# Start of INPUT

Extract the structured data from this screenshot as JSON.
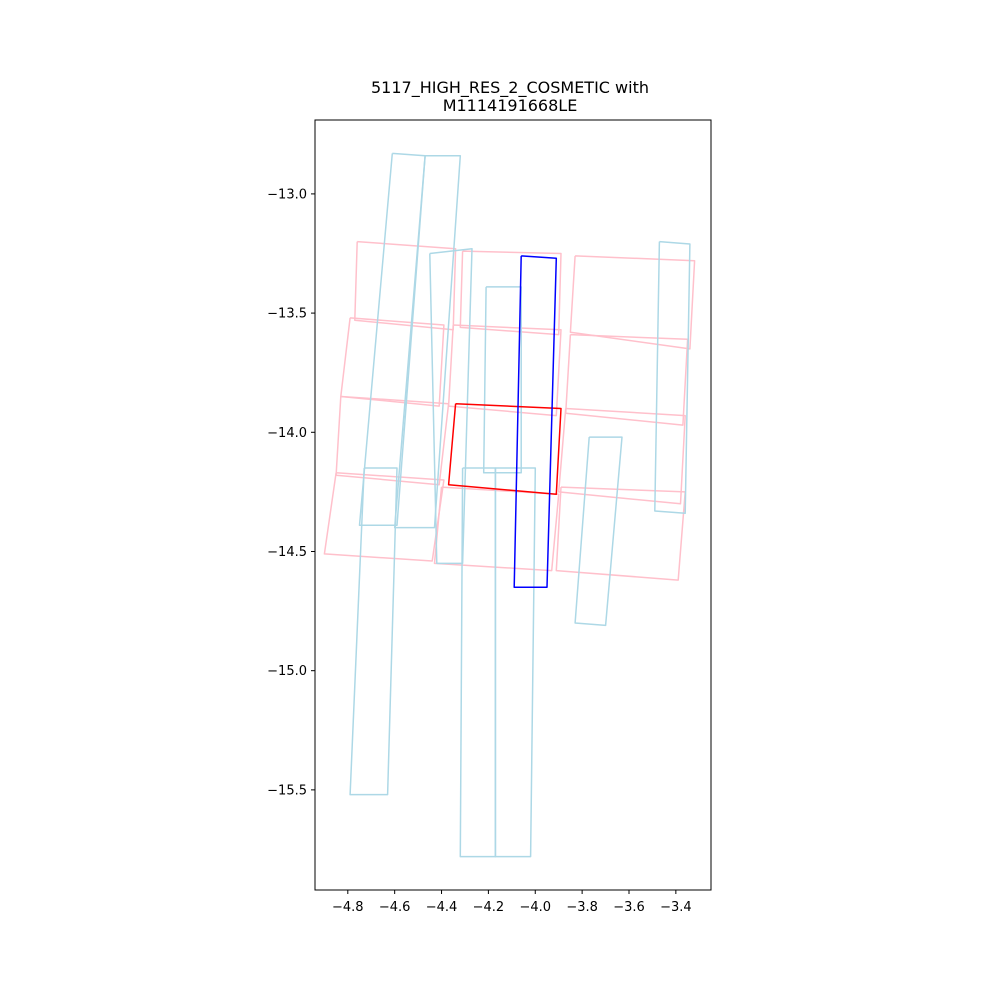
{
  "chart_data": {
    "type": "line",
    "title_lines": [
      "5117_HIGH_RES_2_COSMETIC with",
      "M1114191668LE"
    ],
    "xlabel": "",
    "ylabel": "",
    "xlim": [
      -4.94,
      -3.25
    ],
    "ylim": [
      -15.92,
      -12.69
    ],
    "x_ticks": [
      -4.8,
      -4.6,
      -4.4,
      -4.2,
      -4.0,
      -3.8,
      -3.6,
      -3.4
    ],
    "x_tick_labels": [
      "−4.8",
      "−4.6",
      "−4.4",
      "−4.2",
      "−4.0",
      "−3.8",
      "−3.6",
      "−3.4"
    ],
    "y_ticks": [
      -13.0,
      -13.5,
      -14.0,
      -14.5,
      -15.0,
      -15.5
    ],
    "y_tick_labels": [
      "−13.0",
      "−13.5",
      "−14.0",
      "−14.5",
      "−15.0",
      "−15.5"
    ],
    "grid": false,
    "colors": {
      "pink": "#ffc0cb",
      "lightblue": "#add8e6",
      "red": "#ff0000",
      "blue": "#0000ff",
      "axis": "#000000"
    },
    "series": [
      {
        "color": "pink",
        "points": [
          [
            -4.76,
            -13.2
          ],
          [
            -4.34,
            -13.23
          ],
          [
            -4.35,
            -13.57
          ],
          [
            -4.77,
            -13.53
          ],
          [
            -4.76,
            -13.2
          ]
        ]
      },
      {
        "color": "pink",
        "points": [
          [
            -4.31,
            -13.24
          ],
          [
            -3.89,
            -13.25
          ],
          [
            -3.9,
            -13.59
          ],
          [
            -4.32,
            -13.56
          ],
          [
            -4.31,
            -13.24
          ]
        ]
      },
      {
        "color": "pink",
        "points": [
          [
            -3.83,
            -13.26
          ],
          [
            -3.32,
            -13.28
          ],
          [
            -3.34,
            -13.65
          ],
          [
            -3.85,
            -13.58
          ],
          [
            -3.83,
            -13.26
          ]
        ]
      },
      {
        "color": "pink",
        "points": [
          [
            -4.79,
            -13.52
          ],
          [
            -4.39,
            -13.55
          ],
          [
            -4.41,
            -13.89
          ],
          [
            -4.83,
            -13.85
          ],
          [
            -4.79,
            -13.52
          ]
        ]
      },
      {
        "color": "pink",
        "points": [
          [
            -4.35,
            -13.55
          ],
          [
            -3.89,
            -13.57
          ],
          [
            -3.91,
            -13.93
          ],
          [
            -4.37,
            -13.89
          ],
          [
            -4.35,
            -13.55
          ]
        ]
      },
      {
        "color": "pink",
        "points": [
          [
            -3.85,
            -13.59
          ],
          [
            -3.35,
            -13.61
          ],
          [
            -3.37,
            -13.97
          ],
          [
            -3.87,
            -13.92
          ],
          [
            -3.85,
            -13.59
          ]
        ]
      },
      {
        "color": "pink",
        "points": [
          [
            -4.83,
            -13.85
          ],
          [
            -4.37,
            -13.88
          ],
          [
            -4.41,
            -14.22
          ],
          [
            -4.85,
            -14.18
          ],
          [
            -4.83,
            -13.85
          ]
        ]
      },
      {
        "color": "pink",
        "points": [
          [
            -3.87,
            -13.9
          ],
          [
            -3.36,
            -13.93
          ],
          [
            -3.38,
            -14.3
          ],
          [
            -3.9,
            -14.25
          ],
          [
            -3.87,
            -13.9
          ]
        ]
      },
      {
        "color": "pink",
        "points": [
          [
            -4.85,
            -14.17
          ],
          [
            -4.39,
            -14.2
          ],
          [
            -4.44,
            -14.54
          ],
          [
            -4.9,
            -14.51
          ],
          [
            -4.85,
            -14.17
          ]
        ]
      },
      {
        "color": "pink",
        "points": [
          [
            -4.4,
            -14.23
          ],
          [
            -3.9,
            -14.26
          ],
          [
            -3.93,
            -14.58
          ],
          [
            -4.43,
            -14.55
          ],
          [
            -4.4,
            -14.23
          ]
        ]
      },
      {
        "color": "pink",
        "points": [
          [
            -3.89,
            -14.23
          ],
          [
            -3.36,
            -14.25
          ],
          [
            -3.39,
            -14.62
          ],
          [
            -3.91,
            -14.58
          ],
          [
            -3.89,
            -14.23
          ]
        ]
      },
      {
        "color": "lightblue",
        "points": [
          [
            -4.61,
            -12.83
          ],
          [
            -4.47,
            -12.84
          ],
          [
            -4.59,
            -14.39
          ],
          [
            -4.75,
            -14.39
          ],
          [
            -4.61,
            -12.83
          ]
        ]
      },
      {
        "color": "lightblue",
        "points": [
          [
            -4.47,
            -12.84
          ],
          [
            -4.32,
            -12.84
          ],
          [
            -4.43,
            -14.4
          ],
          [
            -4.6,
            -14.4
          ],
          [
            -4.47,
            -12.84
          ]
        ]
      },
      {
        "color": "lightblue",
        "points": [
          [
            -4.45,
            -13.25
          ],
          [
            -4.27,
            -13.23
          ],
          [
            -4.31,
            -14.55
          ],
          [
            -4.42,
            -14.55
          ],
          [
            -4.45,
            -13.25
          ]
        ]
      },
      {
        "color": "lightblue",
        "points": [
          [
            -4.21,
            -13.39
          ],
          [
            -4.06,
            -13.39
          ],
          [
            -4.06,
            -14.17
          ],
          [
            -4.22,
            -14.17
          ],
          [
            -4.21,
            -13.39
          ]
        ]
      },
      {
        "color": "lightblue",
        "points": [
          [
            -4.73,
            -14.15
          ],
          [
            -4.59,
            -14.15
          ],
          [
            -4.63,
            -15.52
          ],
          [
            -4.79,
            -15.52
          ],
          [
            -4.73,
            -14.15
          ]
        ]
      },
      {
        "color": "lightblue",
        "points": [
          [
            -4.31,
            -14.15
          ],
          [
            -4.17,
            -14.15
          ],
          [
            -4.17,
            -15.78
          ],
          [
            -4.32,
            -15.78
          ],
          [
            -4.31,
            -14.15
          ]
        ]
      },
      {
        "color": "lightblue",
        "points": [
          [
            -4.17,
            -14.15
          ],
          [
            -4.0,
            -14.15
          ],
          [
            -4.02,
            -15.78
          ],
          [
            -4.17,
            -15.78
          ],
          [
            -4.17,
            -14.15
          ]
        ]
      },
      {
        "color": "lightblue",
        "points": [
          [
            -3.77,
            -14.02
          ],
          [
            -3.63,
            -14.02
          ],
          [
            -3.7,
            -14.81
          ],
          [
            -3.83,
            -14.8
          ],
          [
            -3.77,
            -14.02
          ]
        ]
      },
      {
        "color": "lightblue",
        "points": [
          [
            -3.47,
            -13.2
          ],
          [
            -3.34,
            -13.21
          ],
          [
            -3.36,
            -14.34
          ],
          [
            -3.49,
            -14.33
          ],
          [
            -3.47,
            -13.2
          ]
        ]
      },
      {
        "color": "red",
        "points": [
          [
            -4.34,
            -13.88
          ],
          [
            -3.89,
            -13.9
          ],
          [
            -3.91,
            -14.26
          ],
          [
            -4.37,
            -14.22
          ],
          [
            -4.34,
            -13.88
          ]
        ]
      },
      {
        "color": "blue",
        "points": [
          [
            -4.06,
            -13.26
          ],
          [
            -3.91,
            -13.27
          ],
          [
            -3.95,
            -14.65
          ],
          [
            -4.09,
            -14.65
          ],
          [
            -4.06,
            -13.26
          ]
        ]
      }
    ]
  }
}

# End of INPUT

> [WRITTEN EXERCISE]: Every record above should be transcribed exactly; the pictures stay out of the copy.

> [THE OUTPUT]:
Extract the structured data from this screenshot as JSON.
{
  "chart_data": {
    "type": "line",
    "title_lines": [
      "5117_HIGH_RES_2_COSMETIC with",
      "M1114191668LE"
    ],
    "xlabel": "",
    "ylabel": "",
    "xlim": [
      -4.94,
      -3.25
    ],
    "ylim": [
      -15.92,
      -12.69
    ],
    "x_ticks": [
      -4.8,
      -4.6,
      -4.4,
      -4.2,
      -4.0,
      -3.8,
      -3.6,
      -3.4
    ],
    "x_tick_labels": [
      "−4.8",
      "−4.6",
      "−4.4",
      "−4.2",
      "−4.0",
      "−3.8",
      "−3.6",
      "−3.4"
    ],
    "y_ticks": [
      -13.0,
      -13.5,
      -14.0,
      -14.5,
      -15.0,
      -15.5
    ],
    "y_tick_labels": [
      "−13.0",
      "−13.5",
      "−14.0",
      "−14.5",
      "−15.0",
      "−15.5"
    ],
    "grid": false,
    "colors": {
      "pink": "#ffc0cb",
      "lightblue": "#add8e6",
      "red": "#ff0000",
      "blue": "#0000ff",
      "axis": "#000000"
    },
    "series": [
      {
        "color": "pink",
        "points": [
          [
            -4.76,
            -13.2
          ],
          [
            -4.34,
            -13.23
          ],
          [
            -4.35,
            -13.57
          ],
          [
            -4.77,
            -13.53
          ],
          [
            -4.76,
            -13.2
          ]
        ]
      },
      {
        "color": "pink",
        "points": [
          [
            -4.31,
            -13.24
          ],
          [
            -3.89,
            -13.25
          ],
          [
            -3.9,
            -13.59
          ],
          [
            -4.32,
            -13.56
          ],
          [
            -4.31,
            -13.24
          ]
        ]
      },
      {
        "color": "pink",
        "points": [
          [
            -3.83,
            -13.26
          ],
          [
            -3.32,
            -13.28
          ],
          [
            -3.34,
            -13.65
          ],
          [
            -3.85,
            -13.58
          ],
          [
            -3.83,
            -13.26
          ]
        ]
      },
      {
        "color": "pink",
        "points": [
          [
            -4.79,
            -13.52
          ],
          [
            -4.39,
            -13.55
          ],
          [
            -4.41,
            -13.89
          ],
          [
            -4.83,
            -13.85
          ],
          [
            -4.79,
            -13.52
          ]
        ]
      },
      {
        "color": "pink",
        "points": [
          [
            -4.35,
            -13.55
          ],
          [
            -3.89,
            -13.57
          ],
          [
            -3.91,
            -13.93
          ],
          [
            -4.37,
            -13.89
          ],
          [
            -4.35,
            -13.55
          ]
        ]
      },
      {
        "color": "pink",
        "points": [
          [
            -3.85,
            -13.59
          ],
          [
            -3.35,
            -13.61
          ],
          [
            -3.37,
            -13.97
          ],
          [
            -3.87,
            -13.92
          ],
          [
            -3.85,
            -13.59
          ]
        ]
      },
      {
        "color": "pink",
        "points": [
          [
            -4.83,
            -13.85
          ],
          [
            -4.37,
            -13.88
          ],
          [
            -4.41,
            -14.22
          ],
          [
            -4.85,
            -14.18
          ],
          [
            -4.83,
            -13.85
          ]
        ]
      },
      {
        "color": "pink",
        "points": [
          [
            -3.87,
            -13.9
          ],
          [
            -3.36,
            -13.93
          ],
          [
            -3.38,
            -14.3
          ],
          [
            -3.9,
            -14.25
          ],
          [
            -3.87,
            -13.9
          ]
        ]
      },
      {
        "color": "pink",
        "points": [
          [
            -4.85,
            -14.17
          ],
          [
            -4.39,
            -14.2
          ],
          [
            -4.44,
            -14.54
          ],
          [
            -4.9,
            -14.51
          ],
          [
            -4.85,
            -14.17
          ]
        ]
      },
      {
        "color": "pink",
        "points": [
          [
            -4.4,
            -14.23
          ],
          [
            -3.9,
            -14.26
          ],
          [
            -3.93,
            -14.58
          ],
          [
            -4.43,
            -14.55
          ],
          [
            -4.4,
            -14.23
          ]
        ]
      },
      {
        "color": "pink",
        "points": [
          [
            -3.89,
            -14.23
          ],
          [
            -3.36,
            -14.25
          ],
          [
            -3.39,
            -14.62
          ],
          [
            -3.91,
            -14.58
          ],
          [
            -3.89,
            -14.23
          ]
        ]
      },
      {
        "color": "lightblue",
        "points": [
          [
            -4.61,
            -12.83
          ],
          [
            -4.47,
            -12.84
          ],
          [
            -4.59,
            -14.39
          ],
          [
            -4.75,
            -14.39
          ],
          [
            -4.61,
            -12.83
          ]
        ]
      },
      {
        "color": "lightblue",
        "points": [
          [
            -4.47,
            -12.84
          ],
          [
            -4.32,
            -12.84
          ],
          [
            -4.43,
            -14.4
          ],
          [
            -4.6,
            -14.4
          ],
          [
            -4.47,
            -12.84
          ]
        ]
      },
      {
        "color": "lightblue",
        "points": [
          [
            -4.45,
            -13.25
          ],
          [
            -4.27,
            -13.23
          ],
          [
            -4.31,
            -14.55
          ],
          [
            -4.42,
            -14.55
          ],
          [
            -4.45,
            -13.25
          ]
        ]
      },
      {
        "color": "lightblue",
        "points": [
          [
            -4.21,
            -13.39
          ],
          [
            -4.06,
            -13.39
          ],
          [
            -4.06,
            -14.17
          ],
          [
            -4.22,
            -14.17
          ],
          [
            -4.21,
            -13.39
          ]
        ]
      },
      {
        "color": "lightblue",
        "points": [
          [
            -4.73,
            -14.15
          ],
          [
            -4.59,
            -14.15
          ],
          [
            -4.63,
            -15.52
          ],
          [
            -4.79,
            -15.52
          ],
          [
            -4.73,
            -14.15
          ]
        ]
      },
      {
        "color": "lightblue",
        "points": [
          [
            -4.31,
            -14.15
          ],
          [
            -4.17,
            -14.15
          ],
          [
            -4.17,
            -15.78
          ],
          [
            -4.32,
            -15.78
          ],
          [
            -4.31,
            -14.15
          ]
        ]
      },
      {
        "color": "lightblue",
        "points": [
          [
            -4.17,
            -14.15
          ],
          [
            -4.0,
            -14.15
          ],
          [
            -4.02,
            -15.78
          ],
          [
            -4.17,
            -15.78
          ],
          [
            -4.17,
            -14.15
          ]
        ]
      },
      {
        "color": "lightblue",
        "points": [
          [
            -3.77,
            -14.02
          ],
          [
            -3.63,
            -14.02
          ],
          [
            -3.7,
            -14.81
          ],
          [
            -3.83,
            -14.8
          ],
          [
            -3.77,
            -14.02
          ]
        ]
      },
      {
        "color": "lightblue",
        "points": [
          [
            -3.47,
            -13.2
          ],
          [
            -3.34,
            -13.21
          ],
          [
            -3.36,
            -14.34
          ],
          [
            -3.49,
            -14.33
          ],
          [
            -3.47,
            -13.2
          ]
        ]
      },
      {
        "color": "red",
        "points": [
          [
            -4.34,
            -13.88
          ],
          [
            -3.89,
            -13.9
          ],
          [
            -3.91,
            -14.26
          ],
          [
            -4.37,
            -14.22
          ],
          [
            -4.34,
            -13.88
          ]
        ]
      },
      {
        "color": "blue",
        "points": [
          [
            -4.06,
            -13.26
          ],
          [
            -3.91,
            -13.27
          ],
          [
            -3.95,
            -14.65
          ],
          [
            -4.09,
            -14.65
          ],
          [
            -4.06,
            -13.26
          ]
        ]
      }
    ]
  }
}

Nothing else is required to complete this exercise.